## What is required:
Go through the records and show each line where the word "efficiency" occurs.

## Material shown:
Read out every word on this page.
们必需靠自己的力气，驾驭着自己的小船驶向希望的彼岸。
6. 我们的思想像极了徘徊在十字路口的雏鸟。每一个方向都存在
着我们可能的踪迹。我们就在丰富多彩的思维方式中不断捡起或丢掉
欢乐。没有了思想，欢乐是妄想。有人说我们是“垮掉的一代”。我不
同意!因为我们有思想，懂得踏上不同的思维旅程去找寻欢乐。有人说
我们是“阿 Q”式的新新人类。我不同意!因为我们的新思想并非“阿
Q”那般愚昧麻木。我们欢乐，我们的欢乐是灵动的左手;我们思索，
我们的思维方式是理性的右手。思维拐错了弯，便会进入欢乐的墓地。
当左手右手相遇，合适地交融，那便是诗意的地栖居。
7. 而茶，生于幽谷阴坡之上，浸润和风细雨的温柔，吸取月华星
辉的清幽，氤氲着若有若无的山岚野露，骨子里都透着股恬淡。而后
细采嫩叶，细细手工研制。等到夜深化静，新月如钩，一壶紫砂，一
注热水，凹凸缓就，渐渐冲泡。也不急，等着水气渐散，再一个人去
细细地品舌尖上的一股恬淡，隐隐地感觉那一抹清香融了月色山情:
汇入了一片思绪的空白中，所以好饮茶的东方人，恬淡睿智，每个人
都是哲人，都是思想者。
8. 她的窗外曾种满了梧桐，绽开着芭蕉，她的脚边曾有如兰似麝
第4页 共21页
==
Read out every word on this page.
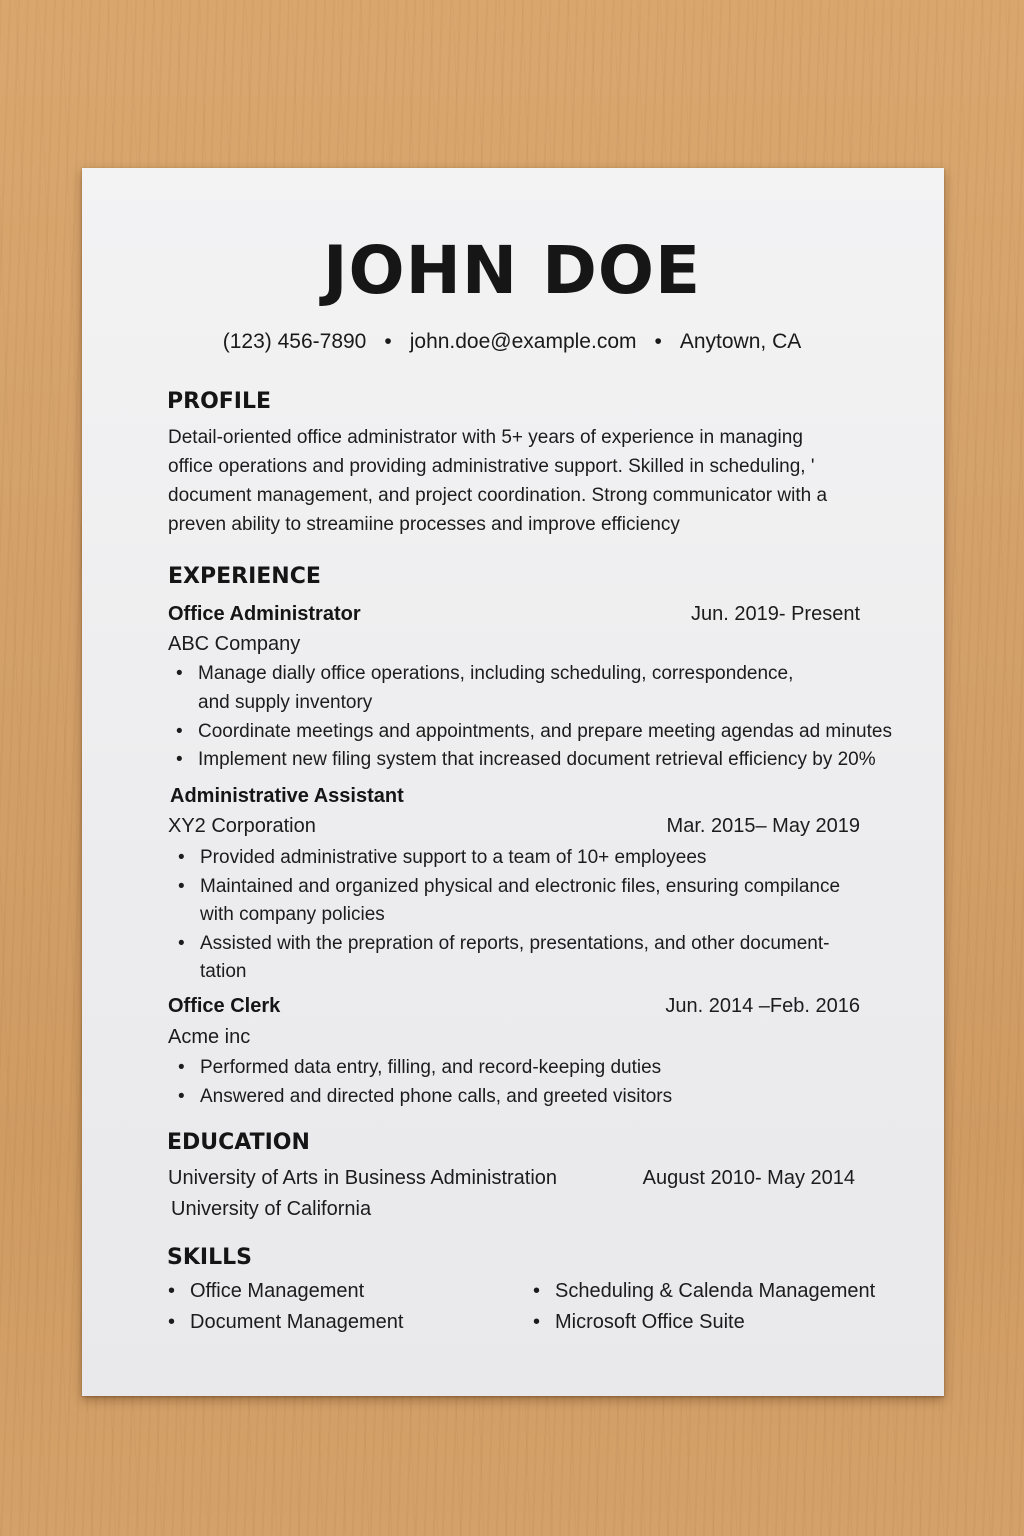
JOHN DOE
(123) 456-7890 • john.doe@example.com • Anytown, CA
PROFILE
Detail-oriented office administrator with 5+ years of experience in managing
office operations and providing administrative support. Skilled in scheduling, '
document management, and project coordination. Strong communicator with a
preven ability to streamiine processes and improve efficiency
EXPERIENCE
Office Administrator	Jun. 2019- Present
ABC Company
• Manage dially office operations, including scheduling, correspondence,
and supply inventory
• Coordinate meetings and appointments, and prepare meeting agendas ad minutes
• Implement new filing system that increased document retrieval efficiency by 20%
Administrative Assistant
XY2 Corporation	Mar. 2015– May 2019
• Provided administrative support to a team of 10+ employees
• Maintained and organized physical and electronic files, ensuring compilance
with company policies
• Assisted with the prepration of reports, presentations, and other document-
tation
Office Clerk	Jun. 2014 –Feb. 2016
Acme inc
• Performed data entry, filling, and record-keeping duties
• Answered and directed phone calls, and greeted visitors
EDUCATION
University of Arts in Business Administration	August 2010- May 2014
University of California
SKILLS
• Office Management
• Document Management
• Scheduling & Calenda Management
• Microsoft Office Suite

## Written response:
preven ability to streamiine processes and improve efficiency
• Implement new filing system that increased document retrieval efficiency by 20%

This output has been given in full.